Gather the lines from the material that contain "costs".
___ Task input ___
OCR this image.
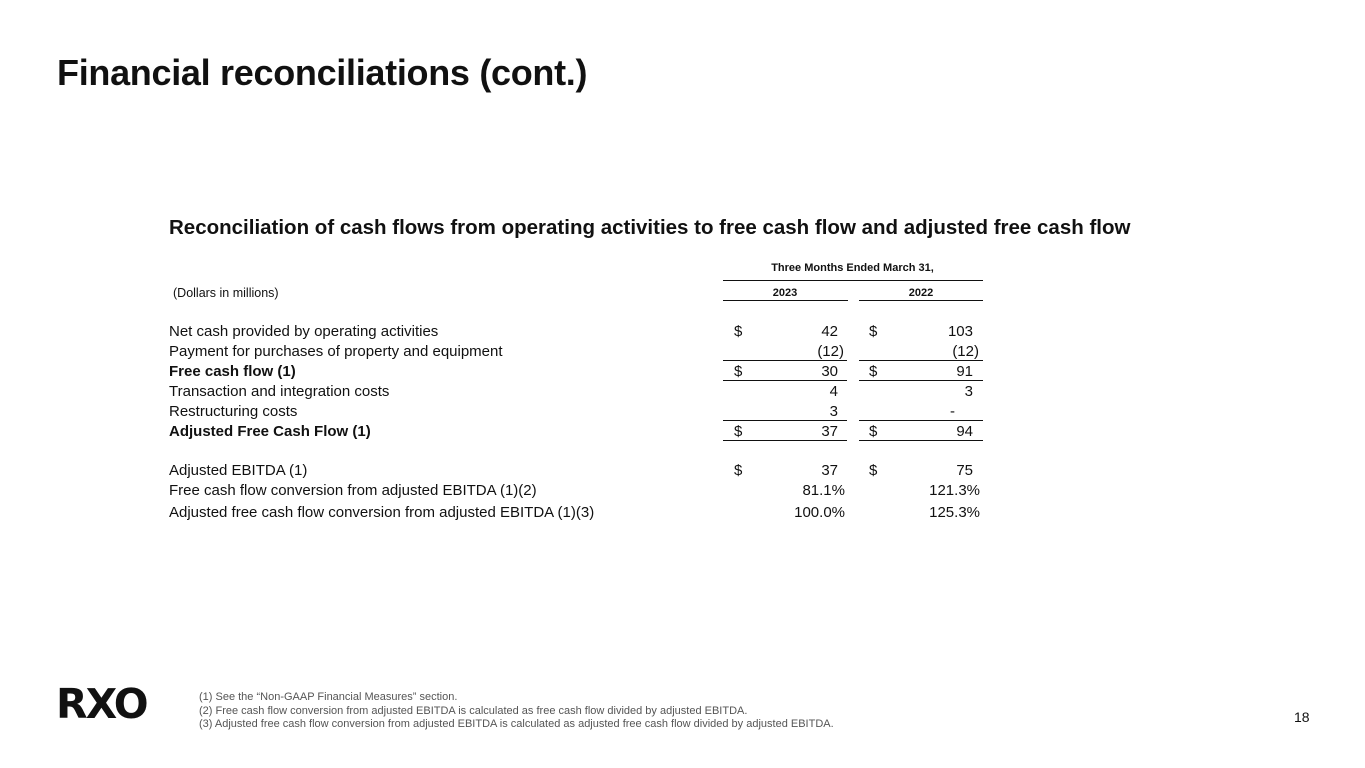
Financial reconciliations (cont.)
Reconciliation of cash flows from operating activities to free cash flow and adjusted free cash flow
Three Months Ended March 31,
(Dollars in millions)	2023	2022
Net cash provided by operating activities	$	42 $	103
Payment for purchases of property and equipment	(12)	(12)
Free cash flow (1)	$	30 $	91
Transaction and integration costs	4	3
Restructuring costs	3	-
Adjusted Free Cash Flow (1)	$	37 $	94
Adjusted EBITDA (1)	$	37 $	75
Free cash flow conversion from adjusted EBITDA (1)(2)	81.1%	121.3%
Adjusted free cash flow conversion from adjusted EBITDA (1)(3)	100.0%	125.3%
RXO	(1) See the “Non-GAAP Financial Measures” section.
(2) Free cash flow conversion from adjusted EBITDA is calculated as free cash flow divided by adjusted EBITDA.
(3) Adjusted free cash flow conversion from adjusted EBITDA is calculated as adjusted free cash flow divided by adjusted EBITDA.	18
___
- Response to the task
Transaction and integration costs	4	3
Restructuring costs	3	-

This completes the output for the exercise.